Problem: Of all the lines in this data, how many include "Paste"? Respond with the number only.

# # # #

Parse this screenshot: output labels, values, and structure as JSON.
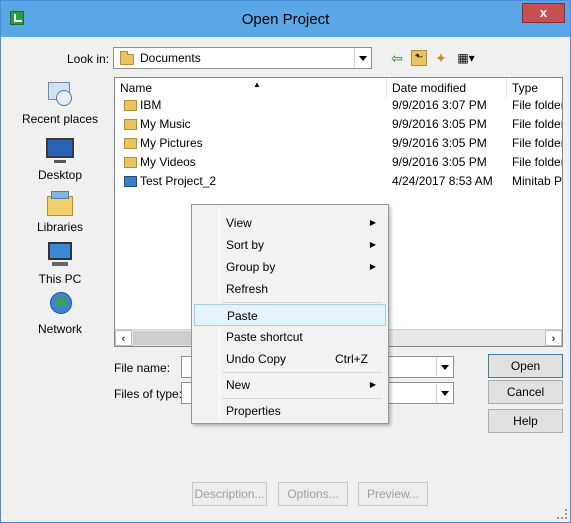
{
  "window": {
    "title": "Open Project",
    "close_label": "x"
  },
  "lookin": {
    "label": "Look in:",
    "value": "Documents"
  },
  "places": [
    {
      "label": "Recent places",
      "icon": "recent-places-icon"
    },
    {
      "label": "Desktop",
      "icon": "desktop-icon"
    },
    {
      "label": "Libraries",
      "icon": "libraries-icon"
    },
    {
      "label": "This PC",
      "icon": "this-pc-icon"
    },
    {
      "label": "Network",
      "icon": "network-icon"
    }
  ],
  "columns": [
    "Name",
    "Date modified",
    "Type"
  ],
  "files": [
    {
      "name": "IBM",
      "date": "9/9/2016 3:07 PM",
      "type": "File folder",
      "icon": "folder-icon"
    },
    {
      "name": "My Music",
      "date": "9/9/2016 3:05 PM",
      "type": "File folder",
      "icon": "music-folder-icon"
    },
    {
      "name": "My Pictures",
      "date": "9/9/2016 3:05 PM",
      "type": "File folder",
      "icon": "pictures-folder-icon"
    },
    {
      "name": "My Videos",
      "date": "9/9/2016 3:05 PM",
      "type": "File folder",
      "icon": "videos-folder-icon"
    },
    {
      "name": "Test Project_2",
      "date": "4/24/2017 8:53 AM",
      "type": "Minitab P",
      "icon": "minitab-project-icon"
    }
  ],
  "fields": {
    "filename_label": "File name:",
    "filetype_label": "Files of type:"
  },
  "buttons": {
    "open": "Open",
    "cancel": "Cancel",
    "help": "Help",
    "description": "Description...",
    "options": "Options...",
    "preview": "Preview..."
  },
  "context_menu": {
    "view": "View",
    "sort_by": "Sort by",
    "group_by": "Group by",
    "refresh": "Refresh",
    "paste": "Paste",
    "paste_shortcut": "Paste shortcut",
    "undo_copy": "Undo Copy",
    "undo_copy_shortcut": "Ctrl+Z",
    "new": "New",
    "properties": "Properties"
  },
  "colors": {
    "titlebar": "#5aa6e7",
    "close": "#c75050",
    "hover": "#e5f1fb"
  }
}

# # # #

Solution to this task: 2